To do: Give every line from the entries that contains "地理信息系统".
* BEGIN *
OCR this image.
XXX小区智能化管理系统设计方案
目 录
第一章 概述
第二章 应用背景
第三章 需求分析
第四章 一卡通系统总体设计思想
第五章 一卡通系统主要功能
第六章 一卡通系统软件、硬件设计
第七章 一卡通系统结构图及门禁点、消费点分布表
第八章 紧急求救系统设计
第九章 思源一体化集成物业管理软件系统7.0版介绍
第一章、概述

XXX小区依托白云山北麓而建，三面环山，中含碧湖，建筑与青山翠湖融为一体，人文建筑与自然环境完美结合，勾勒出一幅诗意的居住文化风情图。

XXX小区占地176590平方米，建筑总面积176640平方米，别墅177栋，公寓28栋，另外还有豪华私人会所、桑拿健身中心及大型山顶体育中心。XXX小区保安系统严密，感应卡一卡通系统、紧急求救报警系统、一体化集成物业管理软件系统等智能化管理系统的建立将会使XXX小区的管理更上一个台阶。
* END *
* BEGIN *
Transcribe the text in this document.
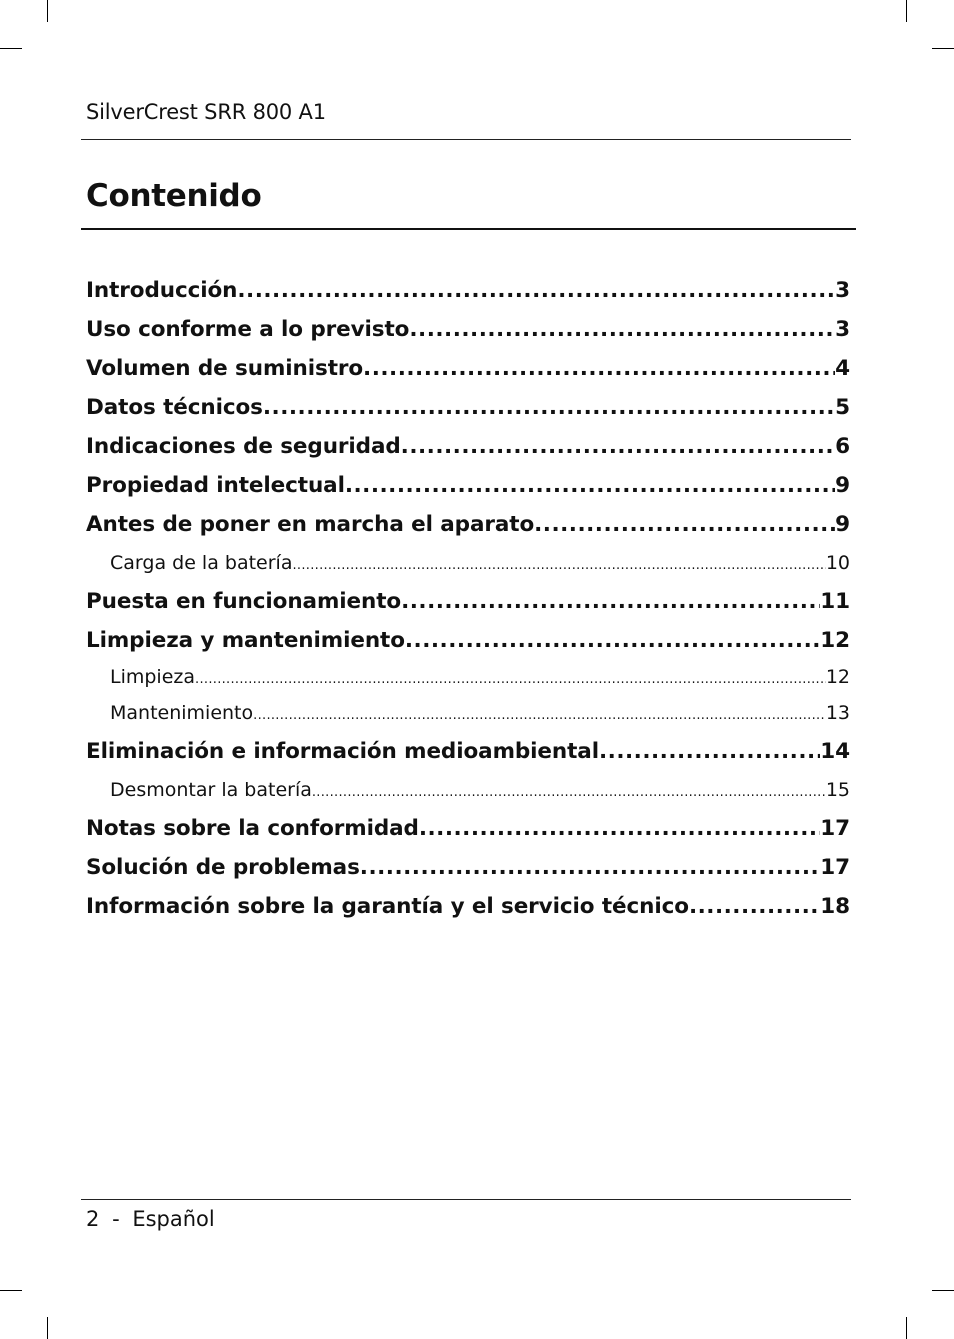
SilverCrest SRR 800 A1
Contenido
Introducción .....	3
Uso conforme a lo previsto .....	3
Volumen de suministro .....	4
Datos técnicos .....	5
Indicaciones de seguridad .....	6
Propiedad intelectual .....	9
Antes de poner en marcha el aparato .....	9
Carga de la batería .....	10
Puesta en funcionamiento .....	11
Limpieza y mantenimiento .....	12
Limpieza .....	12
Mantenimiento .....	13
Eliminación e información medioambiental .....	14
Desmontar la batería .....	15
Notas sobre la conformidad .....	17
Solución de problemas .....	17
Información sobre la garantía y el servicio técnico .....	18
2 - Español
* END *
* BEGIN *
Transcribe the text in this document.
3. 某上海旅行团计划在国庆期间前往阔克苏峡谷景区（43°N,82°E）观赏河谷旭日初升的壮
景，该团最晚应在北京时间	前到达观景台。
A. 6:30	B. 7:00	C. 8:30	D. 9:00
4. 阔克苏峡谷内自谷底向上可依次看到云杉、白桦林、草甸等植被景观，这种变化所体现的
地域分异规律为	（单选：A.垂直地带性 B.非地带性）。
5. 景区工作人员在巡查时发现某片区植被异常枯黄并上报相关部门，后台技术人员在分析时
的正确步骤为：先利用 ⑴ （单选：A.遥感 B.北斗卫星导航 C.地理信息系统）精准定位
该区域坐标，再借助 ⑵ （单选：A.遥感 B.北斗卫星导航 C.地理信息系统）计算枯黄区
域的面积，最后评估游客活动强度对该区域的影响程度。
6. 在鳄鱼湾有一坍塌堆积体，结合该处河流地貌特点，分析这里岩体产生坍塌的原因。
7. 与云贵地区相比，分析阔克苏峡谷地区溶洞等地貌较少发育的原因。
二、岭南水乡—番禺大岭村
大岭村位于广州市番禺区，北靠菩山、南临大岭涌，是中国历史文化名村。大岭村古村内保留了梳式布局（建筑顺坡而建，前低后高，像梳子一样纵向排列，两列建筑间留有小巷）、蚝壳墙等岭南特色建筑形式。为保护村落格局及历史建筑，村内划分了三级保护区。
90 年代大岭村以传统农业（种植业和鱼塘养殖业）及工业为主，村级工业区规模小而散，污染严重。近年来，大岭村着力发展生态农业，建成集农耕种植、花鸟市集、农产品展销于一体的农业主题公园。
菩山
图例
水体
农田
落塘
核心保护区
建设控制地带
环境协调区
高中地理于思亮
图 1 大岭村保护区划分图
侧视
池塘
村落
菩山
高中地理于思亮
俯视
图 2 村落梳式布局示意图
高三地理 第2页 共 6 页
* END *
Task response:
的正确步骤为：先利用 ⑴ （单选：A.遥感 B.北斗卫星导航 C.地理信息系统）精准定位
该区域坐标，再借助 ⑵ （单选：A.遥感 B.北斗卫星导航 C.地理信息系统）计算枯黄区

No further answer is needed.